■ **YOUR TASK**
Output all lines exactly.

■ **DATA FOR THIS TASK**
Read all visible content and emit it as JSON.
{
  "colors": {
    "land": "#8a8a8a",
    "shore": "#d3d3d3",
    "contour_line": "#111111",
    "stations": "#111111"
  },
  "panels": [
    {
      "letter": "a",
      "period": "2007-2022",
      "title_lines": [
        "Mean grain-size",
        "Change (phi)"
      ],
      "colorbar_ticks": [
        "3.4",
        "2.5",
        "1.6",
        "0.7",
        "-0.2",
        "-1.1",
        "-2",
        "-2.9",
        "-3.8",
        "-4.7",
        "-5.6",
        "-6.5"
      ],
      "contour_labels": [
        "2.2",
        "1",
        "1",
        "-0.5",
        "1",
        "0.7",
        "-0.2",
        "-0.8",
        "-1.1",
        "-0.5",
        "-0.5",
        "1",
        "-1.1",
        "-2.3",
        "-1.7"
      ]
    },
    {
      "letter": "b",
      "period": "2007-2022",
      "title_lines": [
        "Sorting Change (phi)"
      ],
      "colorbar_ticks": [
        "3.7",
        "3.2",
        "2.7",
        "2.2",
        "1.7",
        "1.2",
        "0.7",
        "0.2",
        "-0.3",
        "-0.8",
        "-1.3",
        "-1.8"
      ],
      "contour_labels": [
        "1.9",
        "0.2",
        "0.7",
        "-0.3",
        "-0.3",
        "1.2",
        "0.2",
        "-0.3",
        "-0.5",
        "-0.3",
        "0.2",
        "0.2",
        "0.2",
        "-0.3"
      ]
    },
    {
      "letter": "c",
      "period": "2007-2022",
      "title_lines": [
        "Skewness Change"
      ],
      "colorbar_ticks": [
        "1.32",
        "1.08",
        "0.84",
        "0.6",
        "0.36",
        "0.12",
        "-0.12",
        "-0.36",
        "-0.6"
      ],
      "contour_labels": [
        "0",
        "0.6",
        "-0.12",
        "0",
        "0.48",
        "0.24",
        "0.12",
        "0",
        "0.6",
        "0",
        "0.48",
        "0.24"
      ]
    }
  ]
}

■ **COMPLETED EXERCISE**
Read all visible content and emit it as JSON.
{
  "colors": {
    "land": "#8a8a8a",
    "shore": "#d3d3d3",
    "contour_line": "#111111",
    "stations": "#111111"
  },
  "panels": [
    {
      "letter": "a",
      "period": "2007-2022",
      "title_lines": [
        "Mean grain-size",
        "Change (phi)"
      ],
      "colorbar_ticks": [
        "3.4",
        "2.5",
        "1.6",
        "0.7",
        "-0.2",
        "-1.1",
        "-2",
        "-2.9",
        "-3.8",
        "-4.7",
        "-5.6",
        "-6.5"
      ],
      "contour_labels": [
        "2.2",
        "1",
        "1",
        "-0.5",
        "1",
        "0.7",
        "-0.2",
        "-0.8",
        "-1.1",
        "-0.5",
        "-0.5",
        "1",
        "-1.1",
        "-2.3",
        "-1.7"
      ]
    },
    {
      "letter": "b",
      "period": "2007-2022",
      "title_lines": [
        "Sorting Change (phi)"
      ],
      "colorbar_ticks": [
        "3.7",
        "3.2",
        "2.7",
        "2.2",
        "1.7",
        "1.2",
        "0.7",
        "0.2",
        "-0.3",
        "-0.8",
        "-1.3",
        "-1.8"
      ],
      "contour_labels": [
        "1.9",
        "0.2",
        "0.7",
        "-0.3",
        "-0.3",
        "1.2",
        "0.2",
        "-0.3",
        "-0.5",
        "-0.3",
        "0.2",
        "0.2",
        "0.2",
        "-0.3"
      ]
    },
    {
      "letter": "c",
      "period": "2007-2022",
      "title_lines": [
        "Skewness Change"
      ],
      "colorbar_ticks": [
        "1.32",
        "1.08",
        "0.84",
        "0.6",
        "0.36",
        "0.12",
        "-0.12",
        "-0.36",
        "-0.6"
      ],
      "contour_labels": [
        "0",
        "0.6",
        "-0.12",
        "0",
        "0.48",
        "0.24",
        "0.12",
        "0",
        "0.6",
        "0",
        "0.48",
        "0.24"
      ]
    }
  ]
}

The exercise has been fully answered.